**What you should do:** Compile every line that includes the word "Real".

**Available records:**
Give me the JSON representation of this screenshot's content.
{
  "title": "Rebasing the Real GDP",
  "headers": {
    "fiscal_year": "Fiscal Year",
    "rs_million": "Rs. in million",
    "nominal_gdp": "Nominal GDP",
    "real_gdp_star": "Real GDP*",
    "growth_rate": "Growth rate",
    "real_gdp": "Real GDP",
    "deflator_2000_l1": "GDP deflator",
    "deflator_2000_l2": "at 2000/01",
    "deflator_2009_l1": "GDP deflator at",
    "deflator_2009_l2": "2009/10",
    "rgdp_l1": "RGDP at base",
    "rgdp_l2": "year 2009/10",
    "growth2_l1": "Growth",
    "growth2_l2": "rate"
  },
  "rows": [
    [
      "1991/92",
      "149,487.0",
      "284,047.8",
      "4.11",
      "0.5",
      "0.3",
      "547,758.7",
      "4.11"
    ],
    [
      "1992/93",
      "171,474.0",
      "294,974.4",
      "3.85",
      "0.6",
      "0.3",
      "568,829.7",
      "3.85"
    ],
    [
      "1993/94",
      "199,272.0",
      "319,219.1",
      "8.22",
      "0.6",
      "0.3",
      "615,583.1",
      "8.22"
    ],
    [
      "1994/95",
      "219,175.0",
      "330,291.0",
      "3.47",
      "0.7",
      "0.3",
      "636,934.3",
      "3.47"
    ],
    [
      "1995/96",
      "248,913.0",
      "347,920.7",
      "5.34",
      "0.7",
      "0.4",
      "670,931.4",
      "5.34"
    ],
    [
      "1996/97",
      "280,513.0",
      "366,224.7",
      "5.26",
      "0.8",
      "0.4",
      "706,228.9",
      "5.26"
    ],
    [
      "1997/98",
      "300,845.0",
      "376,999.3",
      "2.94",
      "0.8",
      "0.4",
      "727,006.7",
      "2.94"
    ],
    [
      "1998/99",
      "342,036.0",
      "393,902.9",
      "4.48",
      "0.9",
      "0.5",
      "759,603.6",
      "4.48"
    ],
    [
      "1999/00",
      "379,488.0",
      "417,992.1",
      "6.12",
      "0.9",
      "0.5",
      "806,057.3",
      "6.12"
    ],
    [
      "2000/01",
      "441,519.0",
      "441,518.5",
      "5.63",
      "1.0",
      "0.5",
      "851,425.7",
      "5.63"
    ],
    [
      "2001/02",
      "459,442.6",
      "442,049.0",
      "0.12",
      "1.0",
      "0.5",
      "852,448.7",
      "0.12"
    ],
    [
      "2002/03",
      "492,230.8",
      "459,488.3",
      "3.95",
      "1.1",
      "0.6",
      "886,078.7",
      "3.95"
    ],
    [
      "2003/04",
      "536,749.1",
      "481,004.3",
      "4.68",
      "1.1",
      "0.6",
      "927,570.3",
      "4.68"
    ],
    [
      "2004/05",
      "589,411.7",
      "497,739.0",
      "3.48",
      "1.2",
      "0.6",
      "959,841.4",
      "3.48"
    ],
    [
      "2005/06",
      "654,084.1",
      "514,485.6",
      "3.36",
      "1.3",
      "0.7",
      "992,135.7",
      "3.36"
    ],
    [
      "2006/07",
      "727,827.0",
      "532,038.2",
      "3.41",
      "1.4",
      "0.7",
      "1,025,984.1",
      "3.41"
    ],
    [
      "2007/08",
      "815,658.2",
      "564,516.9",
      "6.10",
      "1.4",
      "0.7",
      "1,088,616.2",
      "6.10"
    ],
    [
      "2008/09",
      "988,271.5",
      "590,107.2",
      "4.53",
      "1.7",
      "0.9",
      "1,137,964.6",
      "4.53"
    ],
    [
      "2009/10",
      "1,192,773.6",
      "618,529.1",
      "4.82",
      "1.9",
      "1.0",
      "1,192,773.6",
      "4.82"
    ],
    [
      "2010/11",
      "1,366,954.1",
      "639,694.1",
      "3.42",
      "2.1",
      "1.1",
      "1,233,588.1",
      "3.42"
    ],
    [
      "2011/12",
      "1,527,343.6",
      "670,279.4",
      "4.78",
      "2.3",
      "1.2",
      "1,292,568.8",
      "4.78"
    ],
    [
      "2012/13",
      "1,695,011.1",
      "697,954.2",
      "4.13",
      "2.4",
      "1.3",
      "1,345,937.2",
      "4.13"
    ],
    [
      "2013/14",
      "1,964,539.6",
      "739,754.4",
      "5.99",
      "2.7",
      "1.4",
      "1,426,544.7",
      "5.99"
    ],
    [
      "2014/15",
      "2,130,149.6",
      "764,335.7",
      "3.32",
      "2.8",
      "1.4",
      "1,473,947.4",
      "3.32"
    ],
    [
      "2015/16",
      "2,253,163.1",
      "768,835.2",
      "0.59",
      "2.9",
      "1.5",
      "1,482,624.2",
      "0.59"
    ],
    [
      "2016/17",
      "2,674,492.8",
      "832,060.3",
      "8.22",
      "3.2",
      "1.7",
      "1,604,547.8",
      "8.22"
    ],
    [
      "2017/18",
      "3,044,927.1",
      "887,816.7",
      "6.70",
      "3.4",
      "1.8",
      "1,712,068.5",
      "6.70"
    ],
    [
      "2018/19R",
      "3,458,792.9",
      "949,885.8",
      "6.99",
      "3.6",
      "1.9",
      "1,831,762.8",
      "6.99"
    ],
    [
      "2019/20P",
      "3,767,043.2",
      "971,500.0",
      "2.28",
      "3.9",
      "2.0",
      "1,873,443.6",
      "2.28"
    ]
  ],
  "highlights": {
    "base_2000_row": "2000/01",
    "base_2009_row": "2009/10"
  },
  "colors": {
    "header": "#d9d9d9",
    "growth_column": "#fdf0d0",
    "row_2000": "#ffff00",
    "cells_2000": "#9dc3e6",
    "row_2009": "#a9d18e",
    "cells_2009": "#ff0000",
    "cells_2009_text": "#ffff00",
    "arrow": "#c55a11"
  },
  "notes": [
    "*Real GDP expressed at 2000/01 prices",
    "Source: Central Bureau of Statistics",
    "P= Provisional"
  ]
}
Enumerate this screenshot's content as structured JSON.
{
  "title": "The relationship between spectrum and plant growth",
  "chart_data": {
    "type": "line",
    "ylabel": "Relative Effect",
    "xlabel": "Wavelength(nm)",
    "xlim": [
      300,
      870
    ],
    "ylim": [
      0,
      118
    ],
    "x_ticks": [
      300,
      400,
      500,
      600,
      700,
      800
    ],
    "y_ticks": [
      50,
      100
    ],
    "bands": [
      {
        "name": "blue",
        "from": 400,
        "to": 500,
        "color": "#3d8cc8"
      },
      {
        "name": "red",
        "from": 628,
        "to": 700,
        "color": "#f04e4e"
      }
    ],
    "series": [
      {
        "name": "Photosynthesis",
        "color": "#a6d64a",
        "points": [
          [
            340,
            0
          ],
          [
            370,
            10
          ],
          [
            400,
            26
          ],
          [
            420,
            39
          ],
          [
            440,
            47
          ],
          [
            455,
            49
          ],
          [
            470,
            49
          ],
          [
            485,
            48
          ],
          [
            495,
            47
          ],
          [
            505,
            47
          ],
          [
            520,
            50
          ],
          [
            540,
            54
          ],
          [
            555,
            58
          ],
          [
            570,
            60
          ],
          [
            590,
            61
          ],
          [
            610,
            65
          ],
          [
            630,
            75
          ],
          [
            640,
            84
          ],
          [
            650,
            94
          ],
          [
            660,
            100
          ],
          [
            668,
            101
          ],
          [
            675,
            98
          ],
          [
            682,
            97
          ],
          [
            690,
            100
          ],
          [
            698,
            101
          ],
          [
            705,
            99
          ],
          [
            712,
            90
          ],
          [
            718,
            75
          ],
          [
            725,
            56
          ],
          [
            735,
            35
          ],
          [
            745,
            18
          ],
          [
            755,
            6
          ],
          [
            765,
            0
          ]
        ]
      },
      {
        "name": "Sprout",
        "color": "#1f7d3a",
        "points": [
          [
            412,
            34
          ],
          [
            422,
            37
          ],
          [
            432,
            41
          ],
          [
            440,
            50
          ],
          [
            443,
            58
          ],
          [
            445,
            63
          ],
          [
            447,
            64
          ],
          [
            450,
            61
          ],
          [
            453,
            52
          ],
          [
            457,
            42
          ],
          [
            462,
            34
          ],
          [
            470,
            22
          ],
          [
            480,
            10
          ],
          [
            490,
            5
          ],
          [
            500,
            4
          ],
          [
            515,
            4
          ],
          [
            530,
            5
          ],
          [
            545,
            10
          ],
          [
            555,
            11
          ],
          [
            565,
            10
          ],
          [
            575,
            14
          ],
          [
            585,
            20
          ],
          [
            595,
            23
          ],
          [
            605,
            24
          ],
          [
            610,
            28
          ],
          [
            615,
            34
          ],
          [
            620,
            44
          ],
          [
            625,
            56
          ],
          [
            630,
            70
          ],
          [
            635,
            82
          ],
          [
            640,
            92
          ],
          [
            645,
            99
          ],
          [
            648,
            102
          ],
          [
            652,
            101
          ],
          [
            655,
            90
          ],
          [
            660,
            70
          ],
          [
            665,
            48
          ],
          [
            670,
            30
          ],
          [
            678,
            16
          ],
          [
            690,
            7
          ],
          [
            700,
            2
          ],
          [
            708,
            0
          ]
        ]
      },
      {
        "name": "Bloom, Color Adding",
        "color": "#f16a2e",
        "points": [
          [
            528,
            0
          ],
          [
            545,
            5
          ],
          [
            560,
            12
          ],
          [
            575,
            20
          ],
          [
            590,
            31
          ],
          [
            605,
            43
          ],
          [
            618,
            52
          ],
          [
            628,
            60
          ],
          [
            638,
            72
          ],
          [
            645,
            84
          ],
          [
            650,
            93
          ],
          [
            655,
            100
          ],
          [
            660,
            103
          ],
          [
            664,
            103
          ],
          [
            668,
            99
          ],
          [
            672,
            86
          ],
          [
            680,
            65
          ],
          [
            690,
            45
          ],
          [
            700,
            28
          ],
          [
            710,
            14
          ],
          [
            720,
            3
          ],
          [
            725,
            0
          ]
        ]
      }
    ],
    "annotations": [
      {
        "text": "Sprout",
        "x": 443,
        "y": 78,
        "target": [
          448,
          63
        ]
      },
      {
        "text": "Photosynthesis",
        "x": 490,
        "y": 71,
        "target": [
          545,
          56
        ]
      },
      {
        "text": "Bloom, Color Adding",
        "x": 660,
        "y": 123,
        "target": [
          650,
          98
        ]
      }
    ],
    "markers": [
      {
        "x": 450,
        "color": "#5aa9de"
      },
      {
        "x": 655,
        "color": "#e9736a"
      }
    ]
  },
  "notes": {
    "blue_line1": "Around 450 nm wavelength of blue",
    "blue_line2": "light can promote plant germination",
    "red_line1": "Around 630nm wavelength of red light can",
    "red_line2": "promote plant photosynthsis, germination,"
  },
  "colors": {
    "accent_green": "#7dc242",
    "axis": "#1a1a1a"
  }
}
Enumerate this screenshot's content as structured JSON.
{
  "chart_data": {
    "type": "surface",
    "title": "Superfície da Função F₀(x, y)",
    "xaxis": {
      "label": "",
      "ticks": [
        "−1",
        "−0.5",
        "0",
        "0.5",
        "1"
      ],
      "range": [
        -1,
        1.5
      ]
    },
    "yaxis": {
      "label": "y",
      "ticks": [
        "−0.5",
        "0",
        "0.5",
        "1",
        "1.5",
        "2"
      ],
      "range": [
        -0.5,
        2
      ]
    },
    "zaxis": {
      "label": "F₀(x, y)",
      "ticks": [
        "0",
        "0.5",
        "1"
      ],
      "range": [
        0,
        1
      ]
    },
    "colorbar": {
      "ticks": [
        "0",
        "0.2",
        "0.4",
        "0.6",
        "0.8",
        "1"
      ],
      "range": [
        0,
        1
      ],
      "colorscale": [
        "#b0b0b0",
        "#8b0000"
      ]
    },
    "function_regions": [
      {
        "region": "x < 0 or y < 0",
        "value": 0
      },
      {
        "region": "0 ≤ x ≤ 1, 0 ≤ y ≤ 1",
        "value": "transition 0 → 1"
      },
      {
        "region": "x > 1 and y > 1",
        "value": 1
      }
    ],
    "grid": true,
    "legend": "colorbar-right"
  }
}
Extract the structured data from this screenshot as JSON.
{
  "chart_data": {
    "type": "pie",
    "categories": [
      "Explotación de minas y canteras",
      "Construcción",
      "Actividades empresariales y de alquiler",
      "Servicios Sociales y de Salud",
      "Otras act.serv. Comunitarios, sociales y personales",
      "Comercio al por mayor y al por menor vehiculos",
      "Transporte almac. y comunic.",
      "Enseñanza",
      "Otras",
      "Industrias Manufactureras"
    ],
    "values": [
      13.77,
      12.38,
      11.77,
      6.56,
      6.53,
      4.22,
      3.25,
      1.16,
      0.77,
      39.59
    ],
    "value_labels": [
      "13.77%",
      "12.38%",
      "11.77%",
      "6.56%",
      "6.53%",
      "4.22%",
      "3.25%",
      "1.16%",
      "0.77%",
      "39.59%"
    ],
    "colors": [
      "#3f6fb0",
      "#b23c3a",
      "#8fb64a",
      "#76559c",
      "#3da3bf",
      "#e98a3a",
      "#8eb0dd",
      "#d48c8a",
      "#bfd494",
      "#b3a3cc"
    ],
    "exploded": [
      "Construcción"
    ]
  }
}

**The response:**
  "title": "Rebasing the Real GDP",
    "real_gdp_star": "Real GDP*",
    "real_gdp": "Real GDP",
    "*Real GDP expressed at 2000/01 prices",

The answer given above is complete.